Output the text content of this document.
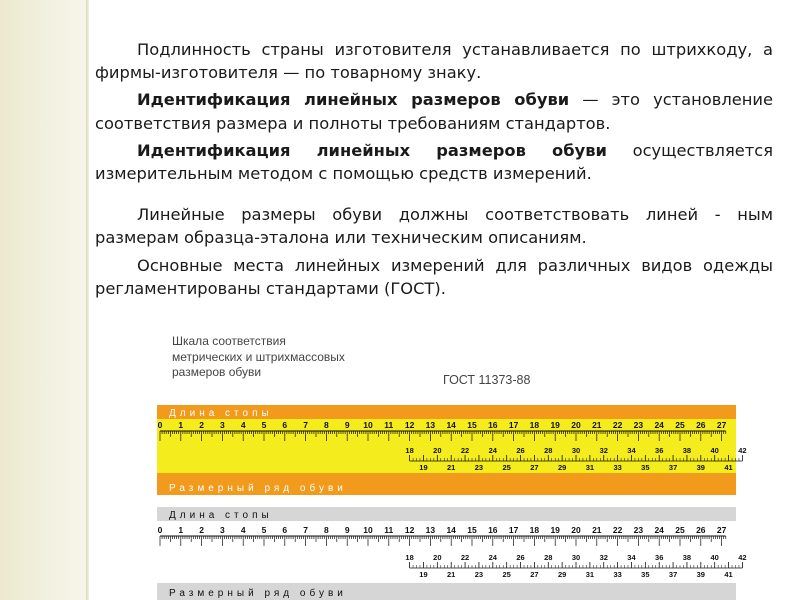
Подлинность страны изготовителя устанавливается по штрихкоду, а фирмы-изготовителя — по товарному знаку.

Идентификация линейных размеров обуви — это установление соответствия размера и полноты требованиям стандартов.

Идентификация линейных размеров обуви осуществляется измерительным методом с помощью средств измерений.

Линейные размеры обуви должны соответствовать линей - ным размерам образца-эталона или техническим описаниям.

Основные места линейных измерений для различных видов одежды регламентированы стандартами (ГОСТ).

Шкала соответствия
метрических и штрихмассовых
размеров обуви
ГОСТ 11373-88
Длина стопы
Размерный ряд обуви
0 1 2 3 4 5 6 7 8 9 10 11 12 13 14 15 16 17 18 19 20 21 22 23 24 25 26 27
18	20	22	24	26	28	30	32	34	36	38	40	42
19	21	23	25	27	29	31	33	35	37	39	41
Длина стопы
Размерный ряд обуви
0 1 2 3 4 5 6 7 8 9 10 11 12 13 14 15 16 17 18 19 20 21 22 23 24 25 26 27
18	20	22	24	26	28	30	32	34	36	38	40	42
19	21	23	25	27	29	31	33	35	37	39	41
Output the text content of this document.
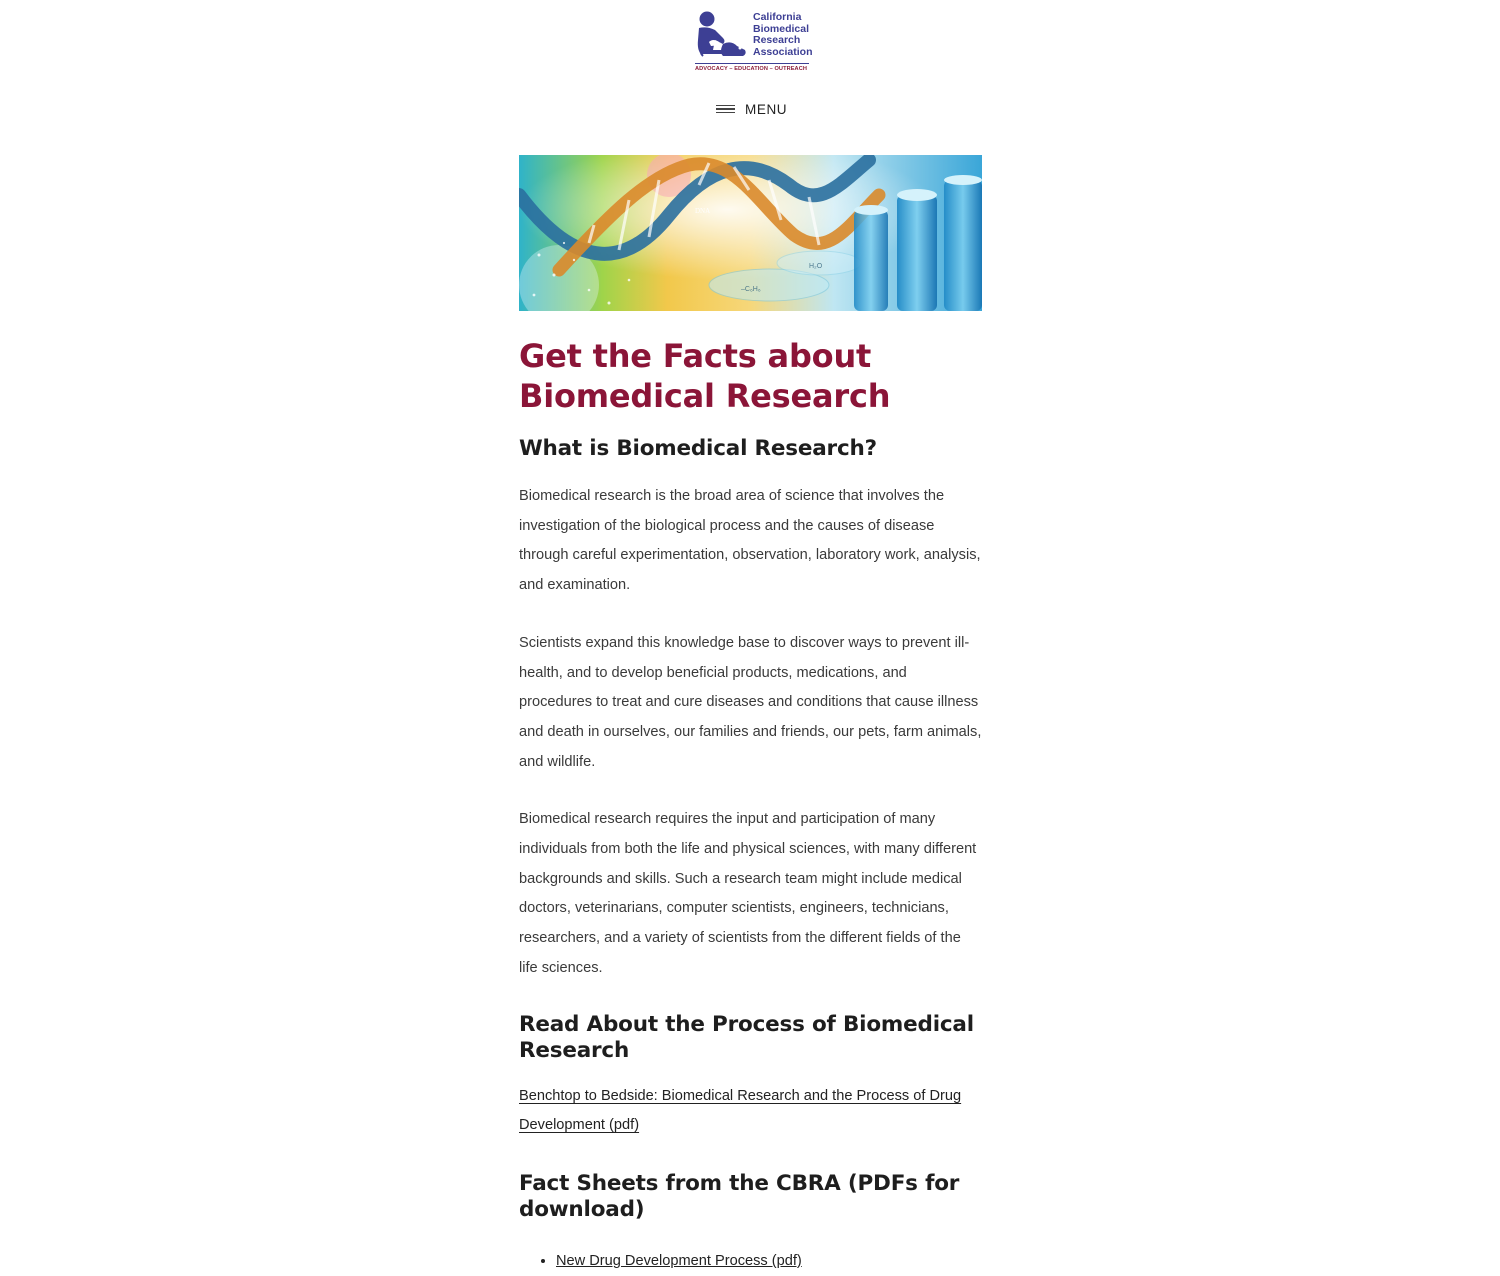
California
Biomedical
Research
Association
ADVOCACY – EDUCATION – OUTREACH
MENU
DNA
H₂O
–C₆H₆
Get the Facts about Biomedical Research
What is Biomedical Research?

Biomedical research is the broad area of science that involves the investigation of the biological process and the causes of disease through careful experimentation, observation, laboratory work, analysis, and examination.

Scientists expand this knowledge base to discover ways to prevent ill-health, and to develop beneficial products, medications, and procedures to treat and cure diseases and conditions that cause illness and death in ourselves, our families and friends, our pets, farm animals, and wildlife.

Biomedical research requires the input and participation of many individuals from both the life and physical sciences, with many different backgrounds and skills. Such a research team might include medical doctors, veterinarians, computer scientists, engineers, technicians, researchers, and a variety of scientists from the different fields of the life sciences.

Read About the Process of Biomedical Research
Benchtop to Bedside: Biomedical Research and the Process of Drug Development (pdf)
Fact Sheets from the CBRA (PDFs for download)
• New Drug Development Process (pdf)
#####
» **EXERCISE DETAILS**
Show the lines where the word "измерений" appears in the entries.

» **RESULT OF THIS EXERCISE**
Идентификация линейных размеров обуви осуществляется измерительным методом с помощью средств измерений.
Основные места линейных измерений для различных видов одежды регламентированы стандартами (ГОСТ).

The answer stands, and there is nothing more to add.